GOAL OF THE EXERCISE —
Search the data below for the string "cyclable". Extract every line that contains it.

Stored items from a collection —

==================================================

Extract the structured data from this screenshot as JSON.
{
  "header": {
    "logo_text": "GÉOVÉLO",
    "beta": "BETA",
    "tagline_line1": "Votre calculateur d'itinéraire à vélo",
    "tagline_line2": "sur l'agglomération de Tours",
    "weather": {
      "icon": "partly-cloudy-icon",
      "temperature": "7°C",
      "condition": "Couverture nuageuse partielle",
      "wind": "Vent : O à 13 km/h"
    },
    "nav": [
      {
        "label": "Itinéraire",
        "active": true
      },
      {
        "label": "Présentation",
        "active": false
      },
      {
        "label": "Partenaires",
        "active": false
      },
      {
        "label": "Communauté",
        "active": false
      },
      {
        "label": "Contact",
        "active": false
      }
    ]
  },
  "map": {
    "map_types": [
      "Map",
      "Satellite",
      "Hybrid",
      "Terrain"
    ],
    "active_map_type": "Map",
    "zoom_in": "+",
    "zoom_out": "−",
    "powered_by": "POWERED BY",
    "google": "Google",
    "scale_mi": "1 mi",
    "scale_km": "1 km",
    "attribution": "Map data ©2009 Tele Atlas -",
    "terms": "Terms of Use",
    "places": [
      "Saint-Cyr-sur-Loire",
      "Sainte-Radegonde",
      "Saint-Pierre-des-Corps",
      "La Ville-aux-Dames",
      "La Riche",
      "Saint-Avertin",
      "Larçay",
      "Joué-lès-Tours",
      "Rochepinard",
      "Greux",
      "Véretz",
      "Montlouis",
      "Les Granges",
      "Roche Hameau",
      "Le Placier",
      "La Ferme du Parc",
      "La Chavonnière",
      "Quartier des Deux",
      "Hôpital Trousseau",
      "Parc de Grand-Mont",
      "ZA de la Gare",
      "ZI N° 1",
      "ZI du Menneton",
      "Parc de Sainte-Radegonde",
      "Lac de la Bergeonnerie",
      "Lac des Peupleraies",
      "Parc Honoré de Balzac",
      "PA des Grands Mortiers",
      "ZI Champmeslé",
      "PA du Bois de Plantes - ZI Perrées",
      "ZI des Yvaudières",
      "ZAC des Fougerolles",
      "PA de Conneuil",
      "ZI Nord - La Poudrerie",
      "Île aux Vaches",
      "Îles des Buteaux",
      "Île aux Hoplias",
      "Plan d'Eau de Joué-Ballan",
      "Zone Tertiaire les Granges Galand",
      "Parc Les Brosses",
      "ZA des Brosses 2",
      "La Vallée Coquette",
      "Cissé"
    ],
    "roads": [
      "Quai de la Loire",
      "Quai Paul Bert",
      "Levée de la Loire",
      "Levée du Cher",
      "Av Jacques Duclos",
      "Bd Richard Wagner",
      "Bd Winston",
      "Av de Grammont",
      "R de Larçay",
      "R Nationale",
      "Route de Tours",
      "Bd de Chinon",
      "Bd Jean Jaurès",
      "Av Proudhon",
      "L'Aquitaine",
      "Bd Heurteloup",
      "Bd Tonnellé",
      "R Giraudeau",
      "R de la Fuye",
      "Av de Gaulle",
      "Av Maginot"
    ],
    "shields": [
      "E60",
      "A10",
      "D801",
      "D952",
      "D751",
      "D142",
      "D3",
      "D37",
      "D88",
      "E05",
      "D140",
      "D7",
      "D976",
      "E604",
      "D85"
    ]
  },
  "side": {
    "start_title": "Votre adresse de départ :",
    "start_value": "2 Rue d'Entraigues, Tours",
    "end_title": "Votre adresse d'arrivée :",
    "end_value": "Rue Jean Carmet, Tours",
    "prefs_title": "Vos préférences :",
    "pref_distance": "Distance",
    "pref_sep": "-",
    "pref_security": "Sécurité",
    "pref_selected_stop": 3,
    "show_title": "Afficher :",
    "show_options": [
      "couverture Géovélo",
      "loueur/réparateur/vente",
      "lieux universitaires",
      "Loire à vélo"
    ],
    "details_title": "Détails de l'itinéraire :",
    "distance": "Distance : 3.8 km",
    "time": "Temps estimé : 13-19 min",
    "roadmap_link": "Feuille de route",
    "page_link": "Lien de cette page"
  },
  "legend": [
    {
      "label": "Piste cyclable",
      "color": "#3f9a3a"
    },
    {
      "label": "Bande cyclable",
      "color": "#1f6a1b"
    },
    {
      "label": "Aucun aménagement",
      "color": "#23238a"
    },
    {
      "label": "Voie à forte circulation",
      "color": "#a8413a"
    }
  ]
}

==================================================

REPLY —
      "label": "Piste cyclable",
      "label": "Bande cyclable",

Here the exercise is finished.